Task goal:
Go through the listing below and gather every line with the word "this".

Structured figure records
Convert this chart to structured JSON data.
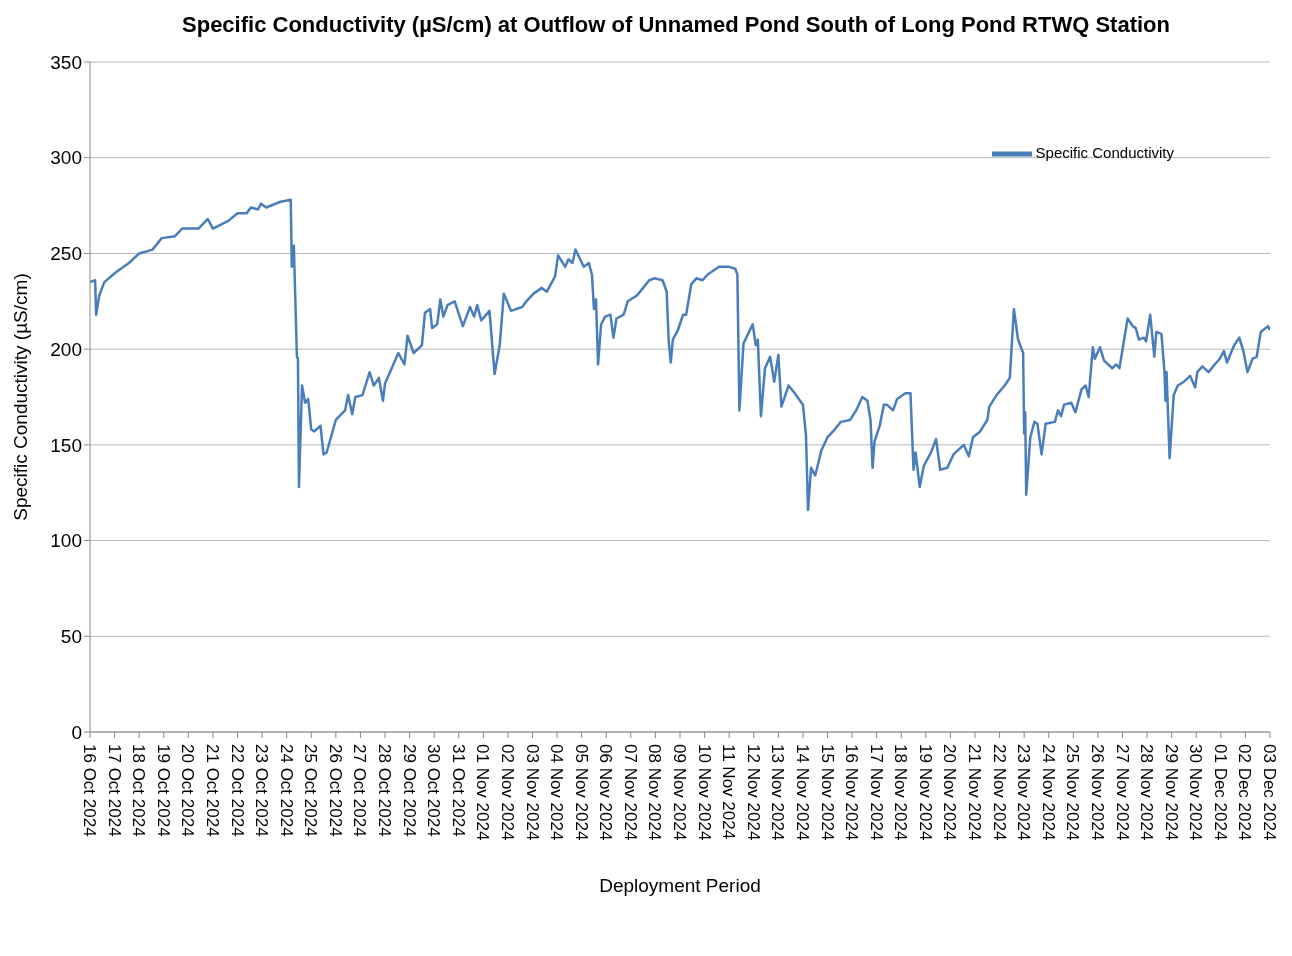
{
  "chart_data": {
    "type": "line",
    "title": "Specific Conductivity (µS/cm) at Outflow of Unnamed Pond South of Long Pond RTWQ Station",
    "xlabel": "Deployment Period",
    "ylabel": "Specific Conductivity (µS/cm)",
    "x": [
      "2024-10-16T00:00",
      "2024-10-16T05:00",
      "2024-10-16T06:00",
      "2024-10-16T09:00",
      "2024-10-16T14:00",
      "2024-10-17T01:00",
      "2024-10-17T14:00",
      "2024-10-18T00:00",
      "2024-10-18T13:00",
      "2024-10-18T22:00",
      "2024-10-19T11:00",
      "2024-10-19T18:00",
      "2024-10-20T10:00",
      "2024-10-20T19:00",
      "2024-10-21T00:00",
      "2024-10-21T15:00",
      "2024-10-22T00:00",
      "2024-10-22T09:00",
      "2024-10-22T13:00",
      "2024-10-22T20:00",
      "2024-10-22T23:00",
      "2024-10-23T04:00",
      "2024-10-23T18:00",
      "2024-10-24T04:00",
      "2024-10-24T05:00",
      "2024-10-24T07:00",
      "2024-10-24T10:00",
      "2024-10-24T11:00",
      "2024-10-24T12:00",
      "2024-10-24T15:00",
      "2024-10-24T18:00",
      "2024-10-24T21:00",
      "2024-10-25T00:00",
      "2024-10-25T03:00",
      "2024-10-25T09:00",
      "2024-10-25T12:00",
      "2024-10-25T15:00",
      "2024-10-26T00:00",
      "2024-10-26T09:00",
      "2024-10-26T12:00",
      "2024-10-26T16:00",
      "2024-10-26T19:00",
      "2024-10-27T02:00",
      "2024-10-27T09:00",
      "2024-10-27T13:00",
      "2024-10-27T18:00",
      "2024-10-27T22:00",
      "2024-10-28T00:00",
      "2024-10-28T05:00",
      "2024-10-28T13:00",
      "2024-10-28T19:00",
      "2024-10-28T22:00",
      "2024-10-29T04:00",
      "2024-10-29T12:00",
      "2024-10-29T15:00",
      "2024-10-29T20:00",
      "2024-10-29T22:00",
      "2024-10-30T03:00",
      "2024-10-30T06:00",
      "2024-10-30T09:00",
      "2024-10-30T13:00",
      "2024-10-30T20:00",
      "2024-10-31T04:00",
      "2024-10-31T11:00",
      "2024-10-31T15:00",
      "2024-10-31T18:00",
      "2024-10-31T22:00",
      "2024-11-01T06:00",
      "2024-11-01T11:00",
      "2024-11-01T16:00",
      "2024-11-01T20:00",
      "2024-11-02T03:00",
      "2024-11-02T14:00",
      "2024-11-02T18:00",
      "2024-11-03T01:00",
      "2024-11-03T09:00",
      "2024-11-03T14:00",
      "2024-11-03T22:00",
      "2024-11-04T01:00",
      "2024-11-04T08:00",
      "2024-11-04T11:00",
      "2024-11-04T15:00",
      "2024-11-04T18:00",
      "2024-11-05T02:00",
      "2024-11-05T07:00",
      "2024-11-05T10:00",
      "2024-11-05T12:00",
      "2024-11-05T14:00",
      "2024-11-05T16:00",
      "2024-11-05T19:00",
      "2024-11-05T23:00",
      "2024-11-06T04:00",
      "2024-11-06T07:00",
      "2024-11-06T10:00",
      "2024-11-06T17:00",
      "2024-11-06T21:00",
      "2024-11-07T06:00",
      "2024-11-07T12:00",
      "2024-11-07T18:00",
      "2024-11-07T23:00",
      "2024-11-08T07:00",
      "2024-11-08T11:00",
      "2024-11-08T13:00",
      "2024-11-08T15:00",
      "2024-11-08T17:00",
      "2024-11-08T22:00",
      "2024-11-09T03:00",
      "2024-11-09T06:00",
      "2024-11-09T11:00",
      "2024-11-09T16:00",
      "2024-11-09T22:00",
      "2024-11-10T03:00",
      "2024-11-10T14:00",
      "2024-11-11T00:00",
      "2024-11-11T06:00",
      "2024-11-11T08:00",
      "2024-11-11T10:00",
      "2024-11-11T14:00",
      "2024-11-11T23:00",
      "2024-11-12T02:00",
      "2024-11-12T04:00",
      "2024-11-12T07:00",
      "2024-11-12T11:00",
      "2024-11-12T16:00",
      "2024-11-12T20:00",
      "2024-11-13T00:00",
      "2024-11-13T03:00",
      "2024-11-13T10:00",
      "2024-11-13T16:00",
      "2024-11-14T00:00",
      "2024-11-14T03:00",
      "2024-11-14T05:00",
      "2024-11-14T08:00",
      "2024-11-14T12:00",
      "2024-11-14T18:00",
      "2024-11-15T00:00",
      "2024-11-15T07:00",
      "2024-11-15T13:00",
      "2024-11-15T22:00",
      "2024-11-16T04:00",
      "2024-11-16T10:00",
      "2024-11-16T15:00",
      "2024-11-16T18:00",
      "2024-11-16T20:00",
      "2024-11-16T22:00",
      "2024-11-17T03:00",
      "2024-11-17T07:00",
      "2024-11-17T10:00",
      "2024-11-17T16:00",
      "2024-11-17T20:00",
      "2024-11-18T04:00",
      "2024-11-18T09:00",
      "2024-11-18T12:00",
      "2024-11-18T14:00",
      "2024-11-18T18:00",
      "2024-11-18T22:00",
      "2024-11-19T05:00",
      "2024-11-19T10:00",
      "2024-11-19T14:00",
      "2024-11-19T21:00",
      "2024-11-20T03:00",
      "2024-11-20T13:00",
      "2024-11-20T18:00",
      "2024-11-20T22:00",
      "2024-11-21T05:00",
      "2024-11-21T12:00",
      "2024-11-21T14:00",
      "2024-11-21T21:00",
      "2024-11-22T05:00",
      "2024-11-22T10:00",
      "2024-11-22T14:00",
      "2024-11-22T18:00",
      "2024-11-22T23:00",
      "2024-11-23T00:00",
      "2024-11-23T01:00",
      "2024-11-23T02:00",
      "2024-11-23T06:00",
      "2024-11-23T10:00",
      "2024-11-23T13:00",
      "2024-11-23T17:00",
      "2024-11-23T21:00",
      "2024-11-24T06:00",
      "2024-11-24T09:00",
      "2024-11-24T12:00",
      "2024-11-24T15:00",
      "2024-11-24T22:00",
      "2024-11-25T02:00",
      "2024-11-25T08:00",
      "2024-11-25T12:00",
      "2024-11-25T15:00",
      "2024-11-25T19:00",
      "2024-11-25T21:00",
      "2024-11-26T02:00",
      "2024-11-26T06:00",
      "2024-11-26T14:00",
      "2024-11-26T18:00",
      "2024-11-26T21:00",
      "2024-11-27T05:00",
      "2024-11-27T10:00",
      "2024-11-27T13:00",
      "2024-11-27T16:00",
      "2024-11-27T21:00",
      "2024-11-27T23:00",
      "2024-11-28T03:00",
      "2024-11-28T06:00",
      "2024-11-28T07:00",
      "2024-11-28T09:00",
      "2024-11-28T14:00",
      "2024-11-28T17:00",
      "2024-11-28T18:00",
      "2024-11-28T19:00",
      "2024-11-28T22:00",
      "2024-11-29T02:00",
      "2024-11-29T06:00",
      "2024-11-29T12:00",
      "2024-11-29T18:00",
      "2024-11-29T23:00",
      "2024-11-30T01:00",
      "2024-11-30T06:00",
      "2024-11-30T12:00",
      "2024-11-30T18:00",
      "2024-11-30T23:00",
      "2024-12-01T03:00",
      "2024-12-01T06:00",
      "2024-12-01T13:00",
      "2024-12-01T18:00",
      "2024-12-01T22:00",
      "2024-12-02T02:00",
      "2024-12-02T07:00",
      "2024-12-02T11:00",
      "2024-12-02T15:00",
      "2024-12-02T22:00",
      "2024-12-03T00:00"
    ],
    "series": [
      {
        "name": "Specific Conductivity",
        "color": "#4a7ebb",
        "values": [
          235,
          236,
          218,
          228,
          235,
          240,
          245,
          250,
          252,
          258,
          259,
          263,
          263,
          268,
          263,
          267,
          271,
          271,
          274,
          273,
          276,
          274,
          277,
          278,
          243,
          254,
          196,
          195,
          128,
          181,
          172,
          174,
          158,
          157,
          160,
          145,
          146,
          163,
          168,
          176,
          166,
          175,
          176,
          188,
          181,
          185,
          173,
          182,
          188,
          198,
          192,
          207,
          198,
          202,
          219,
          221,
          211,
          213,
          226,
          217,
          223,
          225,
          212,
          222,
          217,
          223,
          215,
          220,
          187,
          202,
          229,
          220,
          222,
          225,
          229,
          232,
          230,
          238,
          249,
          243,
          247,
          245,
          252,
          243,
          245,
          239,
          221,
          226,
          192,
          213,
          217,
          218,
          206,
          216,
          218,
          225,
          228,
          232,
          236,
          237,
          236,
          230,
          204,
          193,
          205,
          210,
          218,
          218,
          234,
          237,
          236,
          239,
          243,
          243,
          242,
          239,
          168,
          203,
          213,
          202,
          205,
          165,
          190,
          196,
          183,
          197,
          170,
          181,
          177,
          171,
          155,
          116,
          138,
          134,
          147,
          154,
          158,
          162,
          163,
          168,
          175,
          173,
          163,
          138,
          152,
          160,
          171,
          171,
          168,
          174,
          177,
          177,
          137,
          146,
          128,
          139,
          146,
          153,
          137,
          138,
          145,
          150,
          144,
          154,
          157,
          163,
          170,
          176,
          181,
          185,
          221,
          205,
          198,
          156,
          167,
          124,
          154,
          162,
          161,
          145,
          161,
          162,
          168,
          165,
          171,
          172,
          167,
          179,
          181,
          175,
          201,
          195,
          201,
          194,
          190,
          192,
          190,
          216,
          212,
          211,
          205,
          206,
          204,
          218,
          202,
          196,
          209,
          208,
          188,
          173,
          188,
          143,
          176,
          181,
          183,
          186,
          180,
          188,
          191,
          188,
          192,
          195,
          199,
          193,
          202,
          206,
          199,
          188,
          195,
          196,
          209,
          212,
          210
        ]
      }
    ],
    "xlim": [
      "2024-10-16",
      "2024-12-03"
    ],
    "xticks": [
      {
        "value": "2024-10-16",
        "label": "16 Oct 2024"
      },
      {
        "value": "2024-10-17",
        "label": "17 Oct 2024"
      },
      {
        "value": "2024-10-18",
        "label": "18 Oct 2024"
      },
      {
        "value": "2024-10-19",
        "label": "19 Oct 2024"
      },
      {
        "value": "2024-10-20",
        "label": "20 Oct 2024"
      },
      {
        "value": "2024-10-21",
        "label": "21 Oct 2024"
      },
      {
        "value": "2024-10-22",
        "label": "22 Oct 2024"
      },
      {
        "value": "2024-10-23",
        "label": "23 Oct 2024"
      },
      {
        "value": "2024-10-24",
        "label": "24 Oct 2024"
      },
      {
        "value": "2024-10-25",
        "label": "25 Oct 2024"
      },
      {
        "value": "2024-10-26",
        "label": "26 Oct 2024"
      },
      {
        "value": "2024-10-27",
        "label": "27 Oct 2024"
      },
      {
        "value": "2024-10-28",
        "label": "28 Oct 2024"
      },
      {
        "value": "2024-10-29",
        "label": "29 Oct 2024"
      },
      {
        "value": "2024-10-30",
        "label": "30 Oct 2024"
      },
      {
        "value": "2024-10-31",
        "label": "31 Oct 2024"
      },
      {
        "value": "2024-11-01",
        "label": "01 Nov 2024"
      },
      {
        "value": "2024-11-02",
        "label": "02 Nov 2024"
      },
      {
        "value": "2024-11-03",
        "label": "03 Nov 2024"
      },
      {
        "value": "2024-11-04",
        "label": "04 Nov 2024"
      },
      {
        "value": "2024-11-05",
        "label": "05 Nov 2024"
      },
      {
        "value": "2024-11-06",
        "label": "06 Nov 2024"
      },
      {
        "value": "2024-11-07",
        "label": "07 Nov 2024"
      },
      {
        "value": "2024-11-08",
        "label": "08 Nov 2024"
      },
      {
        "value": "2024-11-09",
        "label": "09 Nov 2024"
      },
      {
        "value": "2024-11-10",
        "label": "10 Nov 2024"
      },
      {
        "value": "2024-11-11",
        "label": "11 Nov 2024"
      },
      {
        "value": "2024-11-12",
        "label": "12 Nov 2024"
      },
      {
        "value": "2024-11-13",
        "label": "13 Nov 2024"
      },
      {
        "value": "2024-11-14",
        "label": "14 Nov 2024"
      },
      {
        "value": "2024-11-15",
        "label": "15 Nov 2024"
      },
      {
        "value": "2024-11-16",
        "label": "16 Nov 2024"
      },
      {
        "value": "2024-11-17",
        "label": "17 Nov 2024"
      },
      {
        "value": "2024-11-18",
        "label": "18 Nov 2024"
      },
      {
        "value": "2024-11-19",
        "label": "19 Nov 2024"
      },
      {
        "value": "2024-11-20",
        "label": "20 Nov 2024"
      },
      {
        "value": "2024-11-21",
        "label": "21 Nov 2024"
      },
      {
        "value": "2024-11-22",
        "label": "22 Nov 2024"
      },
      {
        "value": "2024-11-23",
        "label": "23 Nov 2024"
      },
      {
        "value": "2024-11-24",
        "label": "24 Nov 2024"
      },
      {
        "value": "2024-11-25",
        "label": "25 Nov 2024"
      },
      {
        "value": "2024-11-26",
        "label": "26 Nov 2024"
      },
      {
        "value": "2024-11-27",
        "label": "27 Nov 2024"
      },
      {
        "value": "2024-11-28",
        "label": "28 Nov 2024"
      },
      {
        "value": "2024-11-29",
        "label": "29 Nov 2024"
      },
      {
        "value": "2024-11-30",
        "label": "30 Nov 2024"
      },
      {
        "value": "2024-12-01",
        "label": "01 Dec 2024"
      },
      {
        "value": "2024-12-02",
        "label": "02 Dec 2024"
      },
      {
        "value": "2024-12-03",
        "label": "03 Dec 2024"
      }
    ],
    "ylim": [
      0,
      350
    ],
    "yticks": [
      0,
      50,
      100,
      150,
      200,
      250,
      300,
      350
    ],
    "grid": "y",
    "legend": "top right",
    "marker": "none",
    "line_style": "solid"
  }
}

---

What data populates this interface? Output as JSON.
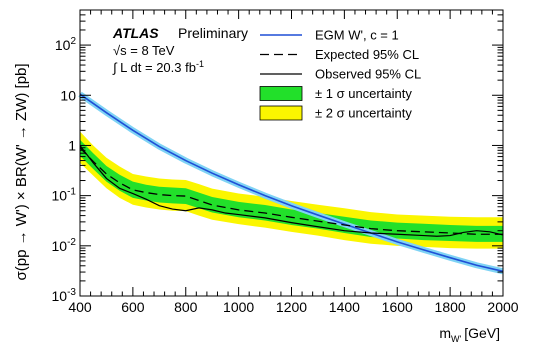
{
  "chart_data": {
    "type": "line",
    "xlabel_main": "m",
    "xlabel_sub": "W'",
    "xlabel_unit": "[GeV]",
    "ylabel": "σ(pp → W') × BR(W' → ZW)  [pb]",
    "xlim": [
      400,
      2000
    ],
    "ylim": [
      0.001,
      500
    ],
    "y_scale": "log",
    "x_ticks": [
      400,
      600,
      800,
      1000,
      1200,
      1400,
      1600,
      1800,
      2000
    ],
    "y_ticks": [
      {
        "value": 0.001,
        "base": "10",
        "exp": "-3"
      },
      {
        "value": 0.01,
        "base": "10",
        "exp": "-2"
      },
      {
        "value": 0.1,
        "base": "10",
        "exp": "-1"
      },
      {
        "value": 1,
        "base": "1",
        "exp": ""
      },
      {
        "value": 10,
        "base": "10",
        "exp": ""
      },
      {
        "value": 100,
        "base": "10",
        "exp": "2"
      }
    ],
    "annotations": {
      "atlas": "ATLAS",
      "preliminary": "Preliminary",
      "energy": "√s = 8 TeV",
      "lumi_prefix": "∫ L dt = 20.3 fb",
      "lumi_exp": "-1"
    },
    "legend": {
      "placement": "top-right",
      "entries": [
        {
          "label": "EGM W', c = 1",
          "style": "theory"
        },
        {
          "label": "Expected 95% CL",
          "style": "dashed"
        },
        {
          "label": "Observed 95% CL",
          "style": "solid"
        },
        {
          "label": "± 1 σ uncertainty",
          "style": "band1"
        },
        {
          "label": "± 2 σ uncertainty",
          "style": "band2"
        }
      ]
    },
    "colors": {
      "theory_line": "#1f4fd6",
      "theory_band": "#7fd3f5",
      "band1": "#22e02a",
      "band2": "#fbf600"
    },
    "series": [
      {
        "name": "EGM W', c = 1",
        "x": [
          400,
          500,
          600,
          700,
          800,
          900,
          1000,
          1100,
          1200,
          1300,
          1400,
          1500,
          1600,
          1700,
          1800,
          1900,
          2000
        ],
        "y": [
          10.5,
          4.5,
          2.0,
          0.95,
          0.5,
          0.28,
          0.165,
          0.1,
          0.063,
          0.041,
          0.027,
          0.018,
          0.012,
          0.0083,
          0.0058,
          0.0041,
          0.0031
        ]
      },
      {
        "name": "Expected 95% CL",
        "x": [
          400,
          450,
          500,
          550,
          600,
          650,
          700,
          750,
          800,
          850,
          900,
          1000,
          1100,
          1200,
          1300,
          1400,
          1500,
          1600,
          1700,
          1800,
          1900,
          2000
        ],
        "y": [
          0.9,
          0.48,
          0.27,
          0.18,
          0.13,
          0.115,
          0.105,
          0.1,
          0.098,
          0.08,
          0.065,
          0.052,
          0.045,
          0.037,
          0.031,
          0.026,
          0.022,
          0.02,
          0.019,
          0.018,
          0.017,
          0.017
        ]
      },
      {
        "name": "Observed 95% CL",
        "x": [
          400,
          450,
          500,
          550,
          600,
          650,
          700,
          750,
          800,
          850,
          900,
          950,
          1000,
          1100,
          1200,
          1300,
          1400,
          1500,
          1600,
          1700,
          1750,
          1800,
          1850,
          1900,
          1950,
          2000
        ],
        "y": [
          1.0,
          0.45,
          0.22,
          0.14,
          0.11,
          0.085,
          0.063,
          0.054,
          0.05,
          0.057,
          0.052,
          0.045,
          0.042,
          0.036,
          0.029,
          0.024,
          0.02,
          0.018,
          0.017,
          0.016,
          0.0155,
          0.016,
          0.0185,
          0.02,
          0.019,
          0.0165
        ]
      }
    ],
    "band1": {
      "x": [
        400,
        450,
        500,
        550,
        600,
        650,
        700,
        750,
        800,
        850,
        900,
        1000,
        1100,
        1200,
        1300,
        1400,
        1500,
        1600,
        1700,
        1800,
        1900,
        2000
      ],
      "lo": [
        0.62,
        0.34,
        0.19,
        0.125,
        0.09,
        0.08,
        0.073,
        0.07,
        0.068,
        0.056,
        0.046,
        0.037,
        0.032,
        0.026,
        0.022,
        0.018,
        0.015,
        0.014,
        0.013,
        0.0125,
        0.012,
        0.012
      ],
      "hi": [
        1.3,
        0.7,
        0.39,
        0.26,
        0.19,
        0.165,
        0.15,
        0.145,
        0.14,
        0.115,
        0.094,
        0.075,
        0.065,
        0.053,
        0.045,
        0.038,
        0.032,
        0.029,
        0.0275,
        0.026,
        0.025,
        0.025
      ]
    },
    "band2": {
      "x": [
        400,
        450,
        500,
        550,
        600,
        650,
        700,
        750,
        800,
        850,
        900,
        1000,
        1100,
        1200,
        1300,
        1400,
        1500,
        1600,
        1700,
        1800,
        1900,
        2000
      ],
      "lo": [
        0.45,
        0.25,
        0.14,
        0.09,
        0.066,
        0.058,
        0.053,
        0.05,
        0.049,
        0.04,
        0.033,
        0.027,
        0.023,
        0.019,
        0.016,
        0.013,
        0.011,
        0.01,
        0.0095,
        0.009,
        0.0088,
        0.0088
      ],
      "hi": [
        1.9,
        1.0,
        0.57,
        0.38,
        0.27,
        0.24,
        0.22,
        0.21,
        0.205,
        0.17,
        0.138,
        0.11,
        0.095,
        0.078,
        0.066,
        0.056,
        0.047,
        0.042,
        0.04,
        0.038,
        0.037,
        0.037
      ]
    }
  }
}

Output below:
Convert this chart to structured JSON data.
What data populates this interface? Output as JSON.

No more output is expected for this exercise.